(Data excerpts)
══════════════════════════════
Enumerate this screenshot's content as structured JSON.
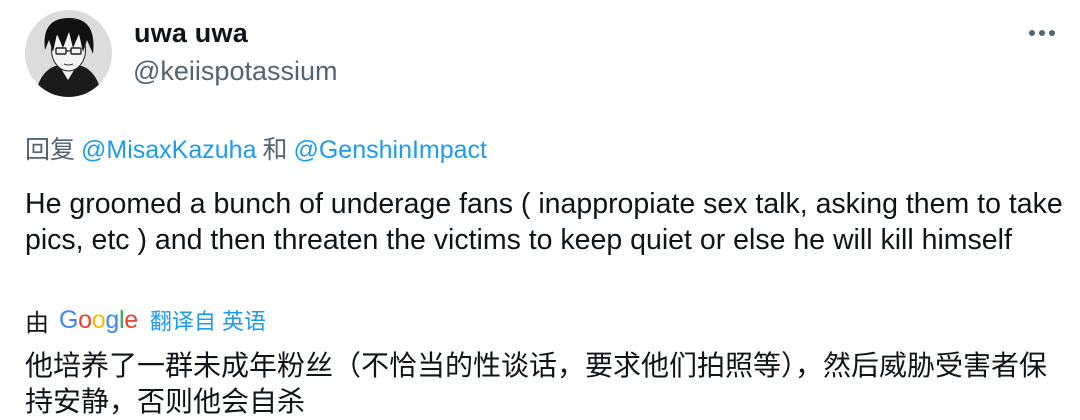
{
  "tweet": {
    "display_name": "uwa uwa",
    "handle": "@keiispotassium",
    "more_icon": "more-horizontal-icon",
    "reply_prefix": "回复",
    "reply_mention_1": "@MisaxKazuha",
    "reply_conjunction": "和",
    "reply_mention_2": "@GenshinImpact",
    "text": "He groomed a bunch of underage fans ( inappropiate sex talk, asking them to take pics, etc ) and then threaten the victims to keep quiet or else he will kill himself",
    "translation": {
      "by_label": "由",
      "provider": "Google",
      "link_text": "翻译自 英语",
      "text": "他培养了一群未成年粉丝（不恰当的性谈话，要求他们拍照等），然后威胁受害者保持安静，否则他会自杀"
    }
  },
  "colors": {
    "text": "#0f1419",
    "secondary": "#536471",
    "link": "#1d9bf0"
  }
}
══════════════════════════════
All of the entries need to be transcribed word for word; pictures are left out.

→ **Solution for this task**
Enumerate this screenshot's content as structured JSON.
{
  "tweet": {
    "display_name": "uwa uwa",
    "handle": "@keiispotassium",
    "more_icon": "more-horizontal-icon",
    "reply_prefix": "回复",
    "reply_mention_1": "@MisaxKazuha",
    "reply_conjunction": "和",
    "reply_mention_2": "@GenshinImpact",
    "text": "He groomed a bunch of underage fans ( inappropiate sex talk, asking them to take pics, etc ) and then threaten the victims to keep quiet or else he will kill himself",
    "translation": {
      "by_label": "由",
      "provider": "Google",
      "link_text": "翻译自 英语",
      "text": "他培养了一群未成年粉丝（不恰当的性谈话，要求他们拍照等），然后威胁受害者保持安静，否则他会自杀"
    }
  },
  "colors": {
    "text": "#0f1419",
    "secondary": "#536471",
    "link": "#1d9bf0"
  }
}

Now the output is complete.